Task to complete >>
Search the data below for "City"; list each line that holds it.

Stored records >>

* * *

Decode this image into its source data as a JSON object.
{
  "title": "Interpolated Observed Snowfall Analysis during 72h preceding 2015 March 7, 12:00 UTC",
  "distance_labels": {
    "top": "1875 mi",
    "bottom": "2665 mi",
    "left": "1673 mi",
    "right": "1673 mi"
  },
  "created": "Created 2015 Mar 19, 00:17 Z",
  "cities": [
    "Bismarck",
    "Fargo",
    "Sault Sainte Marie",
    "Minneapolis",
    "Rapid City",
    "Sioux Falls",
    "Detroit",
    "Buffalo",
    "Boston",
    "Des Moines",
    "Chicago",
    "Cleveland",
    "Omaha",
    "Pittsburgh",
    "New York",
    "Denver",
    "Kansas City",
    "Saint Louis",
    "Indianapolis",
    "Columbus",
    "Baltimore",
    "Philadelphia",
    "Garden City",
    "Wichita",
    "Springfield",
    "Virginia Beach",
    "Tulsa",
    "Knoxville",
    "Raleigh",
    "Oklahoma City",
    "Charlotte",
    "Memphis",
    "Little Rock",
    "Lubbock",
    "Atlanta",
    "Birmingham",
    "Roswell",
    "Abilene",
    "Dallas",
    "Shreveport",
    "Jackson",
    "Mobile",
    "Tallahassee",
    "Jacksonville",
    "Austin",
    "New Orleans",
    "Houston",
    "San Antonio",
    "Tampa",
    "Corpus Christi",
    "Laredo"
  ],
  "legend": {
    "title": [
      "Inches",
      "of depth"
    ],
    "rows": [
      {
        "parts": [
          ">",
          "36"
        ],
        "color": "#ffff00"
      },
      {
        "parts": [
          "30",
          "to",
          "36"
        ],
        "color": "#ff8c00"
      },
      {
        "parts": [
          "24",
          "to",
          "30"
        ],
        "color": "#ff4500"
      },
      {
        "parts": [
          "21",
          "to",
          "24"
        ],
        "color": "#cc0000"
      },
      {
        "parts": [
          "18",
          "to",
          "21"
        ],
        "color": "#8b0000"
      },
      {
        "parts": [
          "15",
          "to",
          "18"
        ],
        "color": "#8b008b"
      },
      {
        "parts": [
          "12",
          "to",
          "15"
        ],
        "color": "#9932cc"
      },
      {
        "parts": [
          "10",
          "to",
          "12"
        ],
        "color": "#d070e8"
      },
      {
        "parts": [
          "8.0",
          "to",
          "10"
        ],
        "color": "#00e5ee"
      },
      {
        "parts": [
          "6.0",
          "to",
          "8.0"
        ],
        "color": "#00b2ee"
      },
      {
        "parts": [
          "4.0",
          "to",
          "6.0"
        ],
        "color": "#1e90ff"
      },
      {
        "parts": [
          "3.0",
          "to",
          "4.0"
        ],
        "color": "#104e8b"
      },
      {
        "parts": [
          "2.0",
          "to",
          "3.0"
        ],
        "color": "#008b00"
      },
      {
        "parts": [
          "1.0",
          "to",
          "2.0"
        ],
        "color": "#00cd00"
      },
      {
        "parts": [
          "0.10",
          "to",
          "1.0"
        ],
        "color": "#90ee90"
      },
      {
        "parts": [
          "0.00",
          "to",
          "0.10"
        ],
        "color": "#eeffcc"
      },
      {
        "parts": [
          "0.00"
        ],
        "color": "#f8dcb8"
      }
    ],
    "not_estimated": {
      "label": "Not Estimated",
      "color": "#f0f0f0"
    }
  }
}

* * *

Result >>
    "Rapid City",
    "Kansas City",
    "Garden City",
    "Oklahoma City",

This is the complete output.